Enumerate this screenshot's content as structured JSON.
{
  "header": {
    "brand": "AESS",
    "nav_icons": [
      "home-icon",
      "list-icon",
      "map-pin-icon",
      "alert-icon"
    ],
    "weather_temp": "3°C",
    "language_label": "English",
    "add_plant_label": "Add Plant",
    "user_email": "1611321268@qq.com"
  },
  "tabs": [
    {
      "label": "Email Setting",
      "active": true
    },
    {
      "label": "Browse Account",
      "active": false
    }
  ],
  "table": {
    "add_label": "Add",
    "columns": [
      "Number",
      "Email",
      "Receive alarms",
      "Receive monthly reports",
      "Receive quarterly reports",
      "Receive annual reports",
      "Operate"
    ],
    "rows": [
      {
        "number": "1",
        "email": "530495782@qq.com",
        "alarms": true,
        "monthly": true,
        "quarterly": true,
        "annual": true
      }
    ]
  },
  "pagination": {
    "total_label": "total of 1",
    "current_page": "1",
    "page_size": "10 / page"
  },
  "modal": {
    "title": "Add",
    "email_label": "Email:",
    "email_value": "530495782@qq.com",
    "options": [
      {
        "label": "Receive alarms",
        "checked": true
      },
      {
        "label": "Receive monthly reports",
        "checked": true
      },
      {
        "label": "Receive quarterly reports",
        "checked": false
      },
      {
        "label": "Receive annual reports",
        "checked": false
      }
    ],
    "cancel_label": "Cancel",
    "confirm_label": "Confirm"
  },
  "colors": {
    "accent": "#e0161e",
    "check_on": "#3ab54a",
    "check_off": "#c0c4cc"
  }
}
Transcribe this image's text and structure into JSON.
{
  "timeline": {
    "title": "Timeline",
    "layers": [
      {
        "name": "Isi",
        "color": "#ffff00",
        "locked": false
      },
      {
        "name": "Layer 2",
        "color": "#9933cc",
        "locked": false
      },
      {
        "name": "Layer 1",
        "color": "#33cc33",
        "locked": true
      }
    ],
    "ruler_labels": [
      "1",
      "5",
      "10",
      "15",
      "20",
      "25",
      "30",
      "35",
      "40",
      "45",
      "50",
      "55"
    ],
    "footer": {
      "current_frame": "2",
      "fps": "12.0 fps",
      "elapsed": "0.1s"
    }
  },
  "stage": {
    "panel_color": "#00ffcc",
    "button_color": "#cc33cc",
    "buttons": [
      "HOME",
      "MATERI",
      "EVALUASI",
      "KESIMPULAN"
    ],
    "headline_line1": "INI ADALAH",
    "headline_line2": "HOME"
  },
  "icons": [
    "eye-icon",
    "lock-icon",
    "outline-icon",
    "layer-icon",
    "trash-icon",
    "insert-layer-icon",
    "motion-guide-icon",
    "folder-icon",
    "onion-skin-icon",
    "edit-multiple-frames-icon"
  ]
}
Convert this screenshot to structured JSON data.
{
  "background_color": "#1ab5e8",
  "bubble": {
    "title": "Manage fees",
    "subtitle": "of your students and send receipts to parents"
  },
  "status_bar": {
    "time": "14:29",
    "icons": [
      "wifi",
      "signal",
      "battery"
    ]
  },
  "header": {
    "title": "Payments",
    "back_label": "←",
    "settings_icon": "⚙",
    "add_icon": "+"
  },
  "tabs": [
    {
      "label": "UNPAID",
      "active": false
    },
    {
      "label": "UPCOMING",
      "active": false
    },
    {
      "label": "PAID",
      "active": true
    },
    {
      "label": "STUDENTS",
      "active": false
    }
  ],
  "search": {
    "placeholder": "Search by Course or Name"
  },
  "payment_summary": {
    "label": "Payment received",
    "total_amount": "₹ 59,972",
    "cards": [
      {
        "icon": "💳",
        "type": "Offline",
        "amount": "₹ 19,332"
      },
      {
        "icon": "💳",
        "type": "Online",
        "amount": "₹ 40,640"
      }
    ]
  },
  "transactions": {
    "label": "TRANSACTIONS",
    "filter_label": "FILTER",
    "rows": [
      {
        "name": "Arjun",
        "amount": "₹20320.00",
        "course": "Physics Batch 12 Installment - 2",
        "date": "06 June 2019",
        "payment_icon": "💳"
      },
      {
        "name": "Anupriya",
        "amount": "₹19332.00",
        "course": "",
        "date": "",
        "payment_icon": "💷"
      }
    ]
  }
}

************

--- What this task involves ---
Write out every record, exactly as written.

--- Task output ---
Enumerate this screenshot's content as structured JSON.
{
  "header": {
    "brand": "AESS",
    "nav_icons": [
      "home-icon",
      "list-icon",
      "map-pin-icon",
      "alert-icon"
    ],
    "weather_temp": "3°C",
    "language_label": "English",
    "add_plant_label": "Add Plant",
    "user_email": "1611321268@qq.com"
  },
  "tabs": [
    {
      "label": "Email Setting",
      "active": true
    },
    {
      "label": "Browse Account",
      "active": false
    }
  ],
  "table": {
    "add_label": "Add",
    "columns": [
      "Number",
      "Email",
      "Receive alarms",
      "Receive monthly reports",
      "Receive quarterly reports",
      "Receive annual reports",
      "Operate"
    ],
    "rows": [
      {
        "number": "1",
        "email": "530495782@qq.com",
        "alarms": true,
        "monthly": true,
        "quarterly": true,
        "annual": true
      }
    ]
  },
  "pagination": {
    "total_label": "total of 1",
    "current_page": "1",
    "page_size": "10 / page"
  },
  "modal": {
    "title": "Add",
    "email_label": "Email:",
    "email_value": "530495782@qq.com",
    "options": [
      {
        "label": "Receive alarms",
        "checked": true
      },
      {
        "label": "Receive monthly reports",
        "checked": true
      },
      {
        "label": "Receive quarterly reports",
        "checked": false
      },
      {
        "label": "Receive annual reports",
        "checked": false
      }
    ],
    "cancel_label": "Cancel",
    "confirm_label": "Confirm"
  },
  "colors": {
    "accent": "#e0161e",
    "check_on": "#3ab54a",
    "check_off": "#c0c4cc"
  }
}
Transcribe this image's text and structure into JSON.
{
  "timeline": {
    "title": "Timeline",
    "layers": [
      {
        "name": "Isi",
        "color": "#ffff00",
        "locked": false
      },
      {
        "name": "Layer 2",
        "color": "#9933cc",
        "locked": false
      },
      {
        "name": "Layer 1",
        "color": "#33cc33",
        "locked": true
      }
    ],
    "ruler_labels": [
      "1",
      "5",
      "10",
      "15",
      "20",
      "25",
      "30",
      "35",
      "40",
      "45",
      "50",
      "55"
    ],
    "footer": {
      "current_frame": "2",
      "fps": "12.0 fps",
      "elapsed": "0.1s"
    }
  },
  "stage": {
    "panel_color": "#00ffcc",
    "button_color": "#cc33cc",
    "buttons": [
      "HOME",
      "MATERI",
      "EVALUASI",
      "KESIMPULAN"
    ],
    "headline_line1": "INI ADALAH",
    "headline_line2": "HOME"
  },
  "icons": [
    "eye-icon",
    "lock-icon",
    "outline-icon",
    "layer-icon",
    "trash-icon",
    "insert-layer-icon",
    "motion-guide-icon",
    "folder-icon",
    "onion-skin-icon",
    "edit-multiple-frames-icon"
  ]
}
Convert this screenshot to structured JSON data.
{
  "background_color": "#1ab5e8",
  "bubble": {
    "title": "Manage fees",
    "subtitle": "of your students and send receipts to parents"
  },
  "status_bar": {
    "time": "14:29",
    "icons": [
      "wifi",
      "signal",
      "battery"
    ]
  },
  "header": {
    "title": "Payments",
    "back_label": "←",
    "settings_icon": "⚙",
    "add_icon": "+"
  },
  "tabs": [
    {
      "label": "UNPAID",
      "active": false
    },
    {
      "label": "UPCOMING",
      "active": false
    },
    {
      "label": "PAID",
      "active": true
    },
    {
      "label": "STUDENTS",
      "active": false
    }
  ],
  "search": {
    "placeholder": "Search by Course or Name"
  },
  "payment_summary": {
    "label": "Payment received",
    "total_amount": "₹ 59,972",
    "cards": [
      {
        "icon": "💳",
        "type": "Offline",
        "amount": "₹ 19,332"
      },
      {
        "icon": "💳",
        "type": "Online",
        "amount": "₹ 40,640"
      }
    ]
  },
  "transactions": {
    "label": "TRANSACTIONS",
    "filter_label": "FILTER",
    "rows": [
      {
        "name": "Arjun",
        "amount": "₹20320.00",
        "course": "Physics Batch 12 Installment - 2",
        "date": "06 June 2019",
        "payment_icon": "💳"
      },
      {
        "name": "Anupriya",
        "amount": "₹19332.00",
        "course": "",
        "date": "",
        "payment_icon": "💷"
      }
    ]
  }
}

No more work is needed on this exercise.